• _Source material_
• • • • •
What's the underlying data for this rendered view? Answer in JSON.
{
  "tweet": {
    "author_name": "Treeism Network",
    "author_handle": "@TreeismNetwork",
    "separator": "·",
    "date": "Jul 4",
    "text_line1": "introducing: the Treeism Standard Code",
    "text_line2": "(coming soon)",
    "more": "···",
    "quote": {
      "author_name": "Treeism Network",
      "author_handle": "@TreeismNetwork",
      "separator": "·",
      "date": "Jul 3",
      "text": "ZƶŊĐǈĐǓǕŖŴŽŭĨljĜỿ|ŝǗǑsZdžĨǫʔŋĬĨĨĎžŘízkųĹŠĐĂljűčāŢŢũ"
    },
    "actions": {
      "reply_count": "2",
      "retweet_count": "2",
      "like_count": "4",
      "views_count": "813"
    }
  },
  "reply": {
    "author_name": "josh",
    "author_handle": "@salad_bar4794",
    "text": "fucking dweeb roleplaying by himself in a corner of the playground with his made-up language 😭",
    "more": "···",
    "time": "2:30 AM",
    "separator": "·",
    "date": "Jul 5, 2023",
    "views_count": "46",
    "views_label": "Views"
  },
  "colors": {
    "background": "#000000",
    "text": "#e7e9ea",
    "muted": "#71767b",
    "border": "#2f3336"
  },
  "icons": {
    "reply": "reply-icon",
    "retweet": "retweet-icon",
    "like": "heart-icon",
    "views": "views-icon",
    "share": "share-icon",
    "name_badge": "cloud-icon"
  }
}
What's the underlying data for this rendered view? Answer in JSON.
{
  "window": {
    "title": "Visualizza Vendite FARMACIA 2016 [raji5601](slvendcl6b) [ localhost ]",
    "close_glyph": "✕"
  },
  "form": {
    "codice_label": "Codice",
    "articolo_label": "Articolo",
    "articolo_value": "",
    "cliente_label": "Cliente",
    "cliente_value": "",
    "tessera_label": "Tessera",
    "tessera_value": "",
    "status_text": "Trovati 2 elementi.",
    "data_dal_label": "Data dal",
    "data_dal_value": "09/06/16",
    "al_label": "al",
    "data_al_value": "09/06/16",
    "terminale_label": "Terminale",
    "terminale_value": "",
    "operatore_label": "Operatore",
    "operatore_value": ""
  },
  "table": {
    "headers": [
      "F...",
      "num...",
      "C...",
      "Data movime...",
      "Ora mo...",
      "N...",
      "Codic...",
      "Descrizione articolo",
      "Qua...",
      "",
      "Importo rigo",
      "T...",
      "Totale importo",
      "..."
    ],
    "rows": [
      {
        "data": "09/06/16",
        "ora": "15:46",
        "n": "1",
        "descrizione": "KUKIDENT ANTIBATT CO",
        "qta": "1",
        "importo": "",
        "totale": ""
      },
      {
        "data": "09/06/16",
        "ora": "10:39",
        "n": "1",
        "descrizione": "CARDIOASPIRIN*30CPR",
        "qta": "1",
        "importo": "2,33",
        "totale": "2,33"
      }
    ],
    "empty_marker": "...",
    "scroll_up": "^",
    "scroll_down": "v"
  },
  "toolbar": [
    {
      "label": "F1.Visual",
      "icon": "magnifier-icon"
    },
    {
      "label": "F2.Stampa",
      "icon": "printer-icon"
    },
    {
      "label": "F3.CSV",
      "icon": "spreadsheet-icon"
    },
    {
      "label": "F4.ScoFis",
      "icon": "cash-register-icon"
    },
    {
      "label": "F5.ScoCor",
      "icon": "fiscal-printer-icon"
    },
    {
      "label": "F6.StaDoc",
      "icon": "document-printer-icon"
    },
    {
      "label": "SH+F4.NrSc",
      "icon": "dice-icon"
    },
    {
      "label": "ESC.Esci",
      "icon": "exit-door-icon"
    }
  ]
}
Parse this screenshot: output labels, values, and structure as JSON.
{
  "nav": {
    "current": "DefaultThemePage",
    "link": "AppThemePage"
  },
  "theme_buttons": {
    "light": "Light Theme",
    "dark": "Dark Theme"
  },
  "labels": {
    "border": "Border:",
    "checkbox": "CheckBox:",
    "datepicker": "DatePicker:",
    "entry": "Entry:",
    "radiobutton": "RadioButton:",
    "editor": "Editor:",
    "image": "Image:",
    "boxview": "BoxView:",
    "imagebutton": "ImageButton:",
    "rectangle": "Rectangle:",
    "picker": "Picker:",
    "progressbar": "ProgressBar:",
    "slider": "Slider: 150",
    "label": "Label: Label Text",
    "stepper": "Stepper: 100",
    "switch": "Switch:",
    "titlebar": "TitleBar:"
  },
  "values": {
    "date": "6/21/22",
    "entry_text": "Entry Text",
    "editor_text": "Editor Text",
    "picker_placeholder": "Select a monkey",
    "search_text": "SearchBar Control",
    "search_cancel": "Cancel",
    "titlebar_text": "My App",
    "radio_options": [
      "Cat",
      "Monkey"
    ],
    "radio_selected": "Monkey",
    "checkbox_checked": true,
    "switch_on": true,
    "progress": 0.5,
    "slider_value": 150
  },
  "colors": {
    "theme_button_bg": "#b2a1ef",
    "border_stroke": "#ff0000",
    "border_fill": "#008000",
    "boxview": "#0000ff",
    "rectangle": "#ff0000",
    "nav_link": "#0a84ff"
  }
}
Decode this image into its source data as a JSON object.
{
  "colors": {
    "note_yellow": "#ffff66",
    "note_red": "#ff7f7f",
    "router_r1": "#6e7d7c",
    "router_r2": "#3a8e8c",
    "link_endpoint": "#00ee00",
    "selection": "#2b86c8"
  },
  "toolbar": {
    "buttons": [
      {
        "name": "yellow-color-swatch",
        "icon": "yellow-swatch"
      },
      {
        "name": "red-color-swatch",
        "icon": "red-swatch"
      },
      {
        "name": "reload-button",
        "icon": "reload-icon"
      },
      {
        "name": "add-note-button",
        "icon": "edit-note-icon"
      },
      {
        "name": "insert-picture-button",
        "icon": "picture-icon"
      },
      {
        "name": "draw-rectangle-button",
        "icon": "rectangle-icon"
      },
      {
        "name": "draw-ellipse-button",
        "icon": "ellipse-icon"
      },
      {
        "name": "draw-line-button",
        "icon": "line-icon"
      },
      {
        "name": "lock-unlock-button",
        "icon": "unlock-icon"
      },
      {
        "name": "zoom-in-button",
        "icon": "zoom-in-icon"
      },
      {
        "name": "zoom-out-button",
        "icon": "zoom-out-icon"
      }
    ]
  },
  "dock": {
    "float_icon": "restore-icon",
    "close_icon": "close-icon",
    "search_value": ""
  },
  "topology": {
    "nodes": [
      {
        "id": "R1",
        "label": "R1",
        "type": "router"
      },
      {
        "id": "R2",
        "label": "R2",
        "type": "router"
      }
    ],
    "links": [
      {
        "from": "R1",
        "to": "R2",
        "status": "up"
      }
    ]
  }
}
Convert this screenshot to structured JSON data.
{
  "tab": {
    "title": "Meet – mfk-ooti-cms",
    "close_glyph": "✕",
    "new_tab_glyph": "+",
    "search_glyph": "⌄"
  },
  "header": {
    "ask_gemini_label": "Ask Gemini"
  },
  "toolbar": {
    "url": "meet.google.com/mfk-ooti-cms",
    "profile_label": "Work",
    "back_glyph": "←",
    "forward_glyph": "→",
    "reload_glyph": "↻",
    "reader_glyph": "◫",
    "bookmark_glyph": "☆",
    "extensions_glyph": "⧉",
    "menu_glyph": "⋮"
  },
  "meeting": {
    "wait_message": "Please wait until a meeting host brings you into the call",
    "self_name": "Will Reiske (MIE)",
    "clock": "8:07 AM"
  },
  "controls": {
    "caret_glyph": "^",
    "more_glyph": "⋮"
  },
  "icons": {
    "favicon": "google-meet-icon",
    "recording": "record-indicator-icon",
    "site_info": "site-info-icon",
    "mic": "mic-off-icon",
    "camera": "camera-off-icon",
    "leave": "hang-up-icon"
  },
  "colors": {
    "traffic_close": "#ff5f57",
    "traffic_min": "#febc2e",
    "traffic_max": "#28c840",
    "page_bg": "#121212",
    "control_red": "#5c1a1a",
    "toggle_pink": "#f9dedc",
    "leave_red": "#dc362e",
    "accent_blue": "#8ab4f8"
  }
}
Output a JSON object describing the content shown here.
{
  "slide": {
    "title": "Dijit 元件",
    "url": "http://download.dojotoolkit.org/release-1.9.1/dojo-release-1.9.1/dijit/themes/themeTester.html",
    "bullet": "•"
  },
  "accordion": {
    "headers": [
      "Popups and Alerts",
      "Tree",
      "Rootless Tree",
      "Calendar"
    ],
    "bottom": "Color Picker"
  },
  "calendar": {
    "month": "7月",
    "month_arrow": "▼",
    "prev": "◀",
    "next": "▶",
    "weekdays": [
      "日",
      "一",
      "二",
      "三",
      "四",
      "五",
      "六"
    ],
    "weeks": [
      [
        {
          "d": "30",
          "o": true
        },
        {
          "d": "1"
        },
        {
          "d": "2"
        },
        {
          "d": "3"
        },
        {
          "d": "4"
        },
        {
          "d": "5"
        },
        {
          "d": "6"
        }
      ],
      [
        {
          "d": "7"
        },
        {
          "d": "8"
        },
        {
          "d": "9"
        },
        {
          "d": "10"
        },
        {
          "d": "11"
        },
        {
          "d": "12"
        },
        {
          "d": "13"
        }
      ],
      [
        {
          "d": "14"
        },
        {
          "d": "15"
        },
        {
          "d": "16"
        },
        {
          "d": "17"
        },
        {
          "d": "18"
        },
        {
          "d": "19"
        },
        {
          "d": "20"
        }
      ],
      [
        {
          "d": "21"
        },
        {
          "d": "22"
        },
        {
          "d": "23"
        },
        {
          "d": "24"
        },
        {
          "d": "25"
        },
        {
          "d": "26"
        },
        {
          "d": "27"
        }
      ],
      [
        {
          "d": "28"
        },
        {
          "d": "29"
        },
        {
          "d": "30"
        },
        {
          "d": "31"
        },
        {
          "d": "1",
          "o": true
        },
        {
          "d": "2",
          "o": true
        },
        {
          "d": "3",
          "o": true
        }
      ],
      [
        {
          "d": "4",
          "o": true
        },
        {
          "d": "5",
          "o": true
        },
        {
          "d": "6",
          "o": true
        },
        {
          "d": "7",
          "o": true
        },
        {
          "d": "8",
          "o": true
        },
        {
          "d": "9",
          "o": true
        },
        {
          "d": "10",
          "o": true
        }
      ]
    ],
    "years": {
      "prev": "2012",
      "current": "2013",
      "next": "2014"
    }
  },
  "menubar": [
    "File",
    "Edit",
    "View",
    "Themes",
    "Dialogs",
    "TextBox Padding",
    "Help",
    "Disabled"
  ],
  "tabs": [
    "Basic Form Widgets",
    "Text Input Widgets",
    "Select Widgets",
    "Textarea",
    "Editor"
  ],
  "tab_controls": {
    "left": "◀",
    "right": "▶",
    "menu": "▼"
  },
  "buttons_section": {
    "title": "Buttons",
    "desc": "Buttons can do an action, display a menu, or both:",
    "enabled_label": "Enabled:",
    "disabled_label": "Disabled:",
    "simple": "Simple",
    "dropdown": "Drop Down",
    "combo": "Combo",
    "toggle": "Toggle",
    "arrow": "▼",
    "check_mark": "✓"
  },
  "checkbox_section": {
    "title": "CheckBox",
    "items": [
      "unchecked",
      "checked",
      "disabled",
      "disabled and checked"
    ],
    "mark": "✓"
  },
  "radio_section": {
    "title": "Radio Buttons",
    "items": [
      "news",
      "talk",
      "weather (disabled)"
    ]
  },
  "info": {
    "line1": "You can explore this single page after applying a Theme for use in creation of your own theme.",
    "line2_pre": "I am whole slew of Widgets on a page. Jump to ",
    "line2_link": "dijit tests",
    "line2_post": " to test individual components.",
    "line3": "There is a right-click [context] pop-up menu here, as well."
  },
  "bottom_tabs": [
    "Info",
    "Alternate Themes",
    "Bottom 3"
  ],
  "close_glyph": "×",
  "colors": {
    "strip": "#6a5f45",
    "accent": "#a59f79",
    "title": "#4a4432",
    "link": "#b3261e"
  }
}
• • • • •
• _Exercise_
Show the lines that mention the word "here".

• _Task output_
Output a JSON object describing the content shown here.
    "line3": "There is a right-click [context] pop-up menu here, as well."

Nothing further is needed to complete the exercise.